Segment Start: SOURCE PASSAGE
If we previewed the app at this point, we’d see that everything works: Successfully displaying nested arrays of objects in an Angular 8 template file

On line 9 of the above code, we see the *ngFor directive that’s set up to loop over the data in the frontends array:

<tr *ngFor="let f of frontends; let i = index ">
    <td>{{ i + 1 }}</td>
    <td>{{ f.name }}</td>

If you’ve read the second post in this series, the code above should be familiar.

Then, on line 12, we see this strange code:

<ng-container *ngFor="let d of f.details;">
    <td *ngIf="d.type">{{ d.type }}</td>
    <td *ngIf="d.currentVersion">{{ d.currentVersion }}</td>
</ng-container>

Let’s break it down.

Using ng-container

We need to add another *ngFor directive to our table’s <td> tags. But we can’t add it to the tags themselves, because that would duplicate the <td> tags twice.

If only we could somehow add an *ngFor without repeating the <td> tag, that would be awesome!

Actually, that’s exactly what we’re doing here with the custom <ng-container> tag. It repeats the code inside, without us having to repeat the parent too.

Next, we need to display a <td> if our frontend’s details array has an object whose key is type. We perform the exact same logic to check for d.currentVersion.

Using these couple of tricks, we’ve successfully populated our table and extracted the date form our funnily-shaped frontends array, in only a few simple lines of code!

We’ve just learned how easy it is to loop over nested arrays of objects in Angular. We’ll soon be adding part 4 in this series.
Segment End: SOURCE PASSAGE
Segment Start: ENTRIES PROVIDED
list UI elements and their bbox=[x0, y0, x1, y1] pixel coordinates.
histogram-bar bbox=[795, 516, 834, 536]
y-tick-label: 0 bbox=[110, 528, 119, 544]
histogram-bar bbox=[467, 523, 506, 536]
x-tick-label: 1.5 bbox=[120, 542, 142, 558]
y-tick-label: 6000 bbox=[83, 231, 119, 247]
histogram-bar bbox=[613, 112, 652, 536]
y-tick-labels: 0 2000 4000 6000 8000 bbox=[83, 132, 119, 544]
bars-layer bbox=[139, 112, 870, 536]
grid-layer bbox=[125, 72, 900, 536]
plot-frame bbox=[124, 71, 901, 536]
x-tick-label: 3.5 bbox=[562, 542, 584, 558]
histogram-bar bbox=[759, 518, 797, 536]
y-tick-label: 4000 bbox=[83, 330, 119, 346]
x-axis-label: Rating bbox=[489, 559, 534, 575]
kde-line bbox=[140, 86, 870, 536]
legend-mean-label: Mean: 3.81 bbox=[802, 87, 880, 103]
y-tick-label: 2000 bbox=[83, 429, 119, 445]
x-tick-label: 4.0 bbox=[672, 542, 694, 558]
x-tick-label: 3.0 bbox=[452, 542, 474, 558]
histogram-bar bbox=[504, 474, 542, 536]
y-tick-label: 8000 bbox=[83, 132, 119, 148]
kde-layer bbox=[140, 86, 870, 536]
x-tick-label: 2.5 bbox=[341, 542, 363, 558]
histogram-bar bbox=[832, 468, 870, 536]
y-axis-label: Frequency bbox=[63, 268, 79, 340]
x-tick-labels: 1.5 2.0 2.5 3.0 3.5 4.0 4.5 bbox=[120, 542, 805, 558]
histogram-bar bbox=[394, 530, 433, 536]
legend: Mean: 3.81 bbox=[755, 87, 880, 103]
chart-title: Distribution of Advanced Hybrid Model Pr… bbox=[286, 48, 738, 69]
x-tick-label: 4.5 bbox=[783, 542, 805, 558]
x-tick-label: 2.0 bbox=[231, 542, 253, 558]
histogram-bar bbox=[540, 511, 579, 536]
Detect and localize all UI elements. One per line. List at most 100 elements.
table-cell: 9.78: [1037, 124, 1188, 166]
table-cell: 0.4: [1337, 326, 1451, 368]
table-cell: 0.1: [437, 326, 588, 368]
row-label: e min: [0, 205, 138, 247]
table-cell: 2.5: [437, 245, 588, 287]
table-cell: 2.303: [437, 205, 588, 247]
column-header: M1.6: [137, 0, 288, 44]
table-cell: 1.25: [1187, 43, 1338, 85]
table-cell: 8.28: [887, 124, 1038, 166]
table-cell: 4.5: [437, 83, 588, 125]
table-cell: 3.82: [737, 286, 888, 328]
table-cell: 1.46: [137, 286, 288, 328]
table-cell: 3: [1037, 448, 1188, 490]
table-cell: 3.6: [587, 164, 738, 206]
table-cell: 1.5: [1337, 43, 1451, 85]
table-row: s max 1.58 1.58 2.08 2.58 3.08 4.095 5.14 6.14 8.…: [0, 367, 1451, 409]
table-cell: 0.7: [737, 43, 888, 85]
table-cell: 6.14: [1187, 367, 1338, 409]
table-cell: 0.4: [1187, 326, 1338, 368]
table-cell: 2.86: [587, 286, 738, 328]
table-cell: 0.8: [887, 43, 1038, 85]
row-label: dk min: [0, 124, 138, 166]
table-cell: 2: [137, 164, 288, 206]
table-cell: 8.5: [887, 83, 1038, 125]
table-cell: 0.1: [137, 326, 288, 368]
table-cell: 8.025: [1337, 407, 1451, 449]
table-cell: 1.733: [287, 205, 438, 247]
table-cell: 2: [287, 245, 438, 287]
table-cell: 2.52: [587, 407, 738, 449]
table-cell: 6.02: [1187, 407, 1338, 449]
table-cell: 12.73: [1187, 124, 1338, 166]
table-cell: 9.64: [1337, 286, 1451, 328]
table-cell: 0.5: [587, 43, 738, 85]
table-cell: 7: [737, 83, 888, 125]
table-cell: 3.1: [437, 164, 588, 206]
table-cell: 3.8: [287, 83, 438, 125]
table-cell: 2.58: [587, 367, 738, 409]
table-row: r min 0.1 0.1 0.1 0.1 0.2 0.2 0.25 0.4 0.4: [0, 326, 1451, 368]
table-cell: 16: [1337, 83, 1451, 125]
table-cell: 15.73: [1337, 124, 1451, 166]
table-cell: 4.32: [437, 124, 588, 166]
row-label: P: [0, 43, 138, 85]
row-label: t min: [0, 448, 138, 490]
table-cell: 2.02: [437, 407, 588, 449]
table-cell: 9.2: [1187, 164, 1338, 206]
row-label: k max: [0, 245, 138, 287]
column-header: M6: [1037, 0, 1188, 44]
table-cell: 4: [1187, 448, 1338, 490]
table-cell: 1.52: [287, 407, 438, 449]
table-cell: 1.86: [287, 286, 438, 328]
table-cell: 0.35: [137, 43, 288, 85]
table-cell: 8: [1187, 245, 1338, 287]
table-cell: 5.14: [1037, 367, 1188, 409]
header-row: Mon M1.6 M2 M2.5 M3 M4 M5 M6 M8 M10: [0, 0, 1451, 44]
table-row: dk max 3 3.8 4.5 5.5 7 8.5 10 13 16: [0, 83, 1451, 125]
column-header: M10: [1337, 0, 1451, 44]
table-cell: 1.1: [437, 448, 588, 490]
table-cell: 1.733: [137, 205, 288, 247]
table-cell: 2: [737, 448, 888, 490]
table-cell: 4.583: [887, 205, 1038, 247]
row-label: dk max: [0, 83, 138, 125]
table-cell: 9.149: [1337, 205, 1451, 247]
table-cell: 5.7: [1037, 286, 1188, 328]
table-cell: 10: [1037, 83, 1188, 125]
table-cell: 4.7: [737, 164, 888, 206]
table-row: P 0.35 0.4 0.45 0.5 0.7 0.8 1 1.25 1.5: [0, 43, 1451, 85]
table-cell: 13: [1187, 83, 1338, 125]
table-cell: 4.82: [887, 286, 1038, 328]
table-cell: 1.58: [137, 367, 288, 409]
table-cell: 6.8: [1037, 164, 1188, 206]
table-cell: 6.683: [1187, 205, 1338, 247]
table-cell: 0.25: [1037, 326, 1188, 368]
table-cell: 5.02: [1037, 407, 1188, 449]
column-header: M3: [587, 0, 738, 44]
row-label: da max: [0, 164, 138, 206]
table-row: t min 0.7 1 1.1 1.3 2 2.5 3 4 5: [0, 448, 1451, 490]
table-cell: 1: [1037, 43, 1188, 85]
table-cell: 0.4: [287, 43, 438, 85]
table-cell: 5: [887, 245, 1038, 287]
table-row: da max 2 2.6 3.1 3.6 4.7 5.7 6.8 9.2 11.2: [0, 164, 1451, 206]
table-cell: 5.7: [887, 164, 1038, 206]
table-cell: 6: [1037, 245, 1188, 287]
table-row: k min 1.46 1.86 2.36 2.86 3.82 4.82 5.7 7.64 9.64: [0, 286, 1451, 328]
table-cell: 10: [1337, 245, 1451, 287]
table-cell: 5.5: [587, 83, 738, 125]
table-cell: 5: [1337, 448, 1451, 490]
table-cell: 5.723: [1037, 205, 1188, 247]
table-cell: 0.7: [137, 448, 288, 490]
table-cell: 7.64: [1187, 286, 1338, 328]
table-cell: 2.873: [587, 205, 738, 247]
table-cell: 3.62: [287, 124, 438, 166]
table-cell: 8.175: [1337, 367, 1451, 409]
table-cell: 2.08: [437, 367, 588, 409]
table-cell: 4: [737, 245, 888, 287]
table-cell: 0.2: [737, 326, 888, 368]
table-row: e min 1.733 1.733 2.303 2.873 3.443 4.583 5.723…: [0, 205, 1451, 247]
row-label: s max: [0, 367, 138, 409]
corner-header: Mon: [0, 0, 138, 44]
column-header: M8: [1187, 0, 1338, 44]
Segment End: ENTRIES PROVIDED
REQUIRED ACTION 1:
Answer these questions about the Angular tutorial passage.
(a) On which line of the code does the *ngFor directive that loops over the frontends array appear?
(b) According to the passage, what does the <ng-container> tag repeat?
(c) Which property is checked with the same logic used for type?
REQUIRED ACTION 2: Write out the Angular tutorial passage starting at "Let’s break it" and ending at "would be awesome!", and swap "awesome" for "great".

TASK OUTPUT 1:
(a) Line 9
(b) The code inside it, without the parent having to be repeated too
(c) d.currentVersion

TASK OUTPUT 2:
Let’s break it down.

Using ng-container

We need to add another *ngFor directive to our table’s <td> tags. But we can’t add it to the tags themselves, because that would duplicate the <td> tags twice.

If only we could somehow add an *ngFor without repeating the <td> tag, that would be great!